Start RECORDS SUPPLIED

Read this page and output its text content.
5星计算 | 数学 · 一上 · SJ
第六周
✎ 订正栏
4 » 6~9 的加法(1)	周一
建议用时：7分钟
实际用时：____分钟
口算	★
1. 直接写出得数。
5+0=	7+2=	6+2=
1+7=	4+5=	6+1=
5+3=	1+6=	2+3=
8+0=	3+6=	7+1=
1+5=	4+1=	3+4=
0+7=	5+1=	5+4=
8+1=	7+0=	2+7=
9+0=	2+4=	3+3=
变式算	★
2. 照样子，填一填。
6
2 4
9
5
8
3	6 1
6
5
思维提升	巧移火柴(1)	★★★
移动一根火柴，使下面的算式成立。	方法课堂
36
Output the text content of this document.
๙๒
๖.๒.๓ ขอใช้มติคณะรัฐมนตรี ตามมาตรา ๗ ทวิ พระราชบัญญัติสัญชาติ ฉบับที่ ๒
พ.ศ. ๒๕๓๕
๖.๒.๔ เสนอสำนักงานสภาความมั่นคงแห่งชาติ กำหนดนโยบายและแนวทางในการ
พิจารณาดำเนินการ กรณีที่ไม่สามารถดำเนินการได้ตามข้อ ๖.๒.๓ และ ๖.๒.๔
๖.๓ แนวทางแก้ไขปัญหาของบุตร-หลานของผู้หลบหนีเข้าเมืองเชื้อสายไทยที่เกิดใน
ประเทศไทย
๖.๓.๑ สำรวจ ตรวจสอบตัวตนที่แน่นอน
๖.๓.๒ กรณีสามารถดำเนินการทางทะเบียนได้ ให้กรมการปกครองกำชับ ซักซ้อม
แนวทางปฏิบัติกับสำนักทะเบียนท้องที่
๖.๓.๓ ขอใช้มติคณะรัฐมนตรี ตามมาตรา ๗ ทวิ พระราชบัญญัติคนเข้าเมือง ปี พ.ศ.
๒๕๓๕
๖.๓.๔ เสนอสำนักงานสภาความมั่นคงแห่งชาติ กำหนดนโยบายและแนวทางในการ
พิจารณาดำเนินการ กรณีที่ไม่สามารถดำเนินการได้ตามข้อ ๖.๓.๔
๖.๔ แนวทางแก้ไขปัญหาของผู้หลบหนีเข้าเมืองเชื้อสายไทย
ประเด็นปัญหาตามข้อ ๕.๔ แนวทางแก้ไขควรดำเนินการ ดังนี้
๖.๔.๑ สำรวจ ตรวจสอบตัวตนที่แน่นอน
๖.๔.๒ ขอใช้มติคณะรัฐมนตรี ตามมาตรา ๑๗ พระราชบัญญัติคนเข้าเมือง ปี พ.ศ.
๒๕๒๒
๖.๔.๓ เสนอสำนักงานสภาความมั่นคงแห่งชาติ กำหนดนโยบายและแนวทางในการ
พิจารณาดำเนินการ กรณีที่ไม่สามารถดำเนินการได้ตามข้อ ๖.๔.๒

End RECORDS SUPPLIED

- WHAT THE EXERCISE ASKS: Can you quote exactly the lines from the one containing "Output the text content of this document." through the last line of the records above, and nothing else?

- RESPONSE:
Output the text content of this document.
๙๒
๖.๒.๓ ขอใช้มติคณะรัฐมนตรี ตามมาตรา ๗ ทวิ พระราชบัญญัติสัญชาติ ฉบับที่ ๒
พ.ศ. ๒๕๓๕
๖.๒.๔ เสนอสำนักงานสภาความมั่นคงแห่งชาติ กำหนดนโยบายและแนวทางในการ
พิจารณาดำเนินการ กรณีที่ไม่สามารถดำเนินการได้ตามข้อ ๖.๒.๓ และ ๖.๒.๔
๖.๓ แนวทางแก้ไขปัญหาของบุตร-หลานของผู้หลบหนีเข้าเมืองเชื้อสายไทยที่เกิดใน
ประเทศไทย
๖.๓.๑ สำรวจ ตรวจสอบตัวตนที่แน่นอน
๖.๓.๒ กรณีสามารถดำเนินการทางทะเบียนได้ ให้กรมการปกครองกำชับ ซักซ้อม
แนวทางปฏิบัติกับสำนักทะเบียนท้องที่
๖.๓.๓ ขอใช้มติคณะรัฐมนตรี ตามมาตรา ๗ ทวิ พระราชบัญญัติคนเข้าเมือง ปี พ.ศ.
๒๕๓๕
๖.๓.๔ เสนอสำนักงานสภาความมั่นคงแห่งชาติ กำหนดนโยบายและแนวทางในการ
พิจารณาดำเนินการ กรณีที่ไม่สามารถดำเนินการได้ตามข้อ ๖.๓.๔
๖.๔ แนวทางแก้ไขปัญหาของผู้หลบหนีเข้าเมืองเชื้อสายไทย
ประเด็นปัญหาตามข้อ ๕.๔ แนวทางแก้ไขควรดำเนินการ ดังนี้
๖.๔.๑ สำรวจ ตรวจสอบตัวตนที่แน่นอน
๖.๔.๒ ขอใช้มติคณะรัฐมนตรี ตามมาตรา ๑๗ พระราชบัญญัติคนเข้าเมือง ปี พ.ศ.
๒๕๒๒
๖.๔.๓ เสนอสำนักงานสภาความมั่นคงแห่งชาติ กำหนดนโยบายและแนวทางในการ
พิจารณาดำเนินการ กรณีที่ไม่สามารถดำเนินการได้ตามข้อ ๖.๔.๒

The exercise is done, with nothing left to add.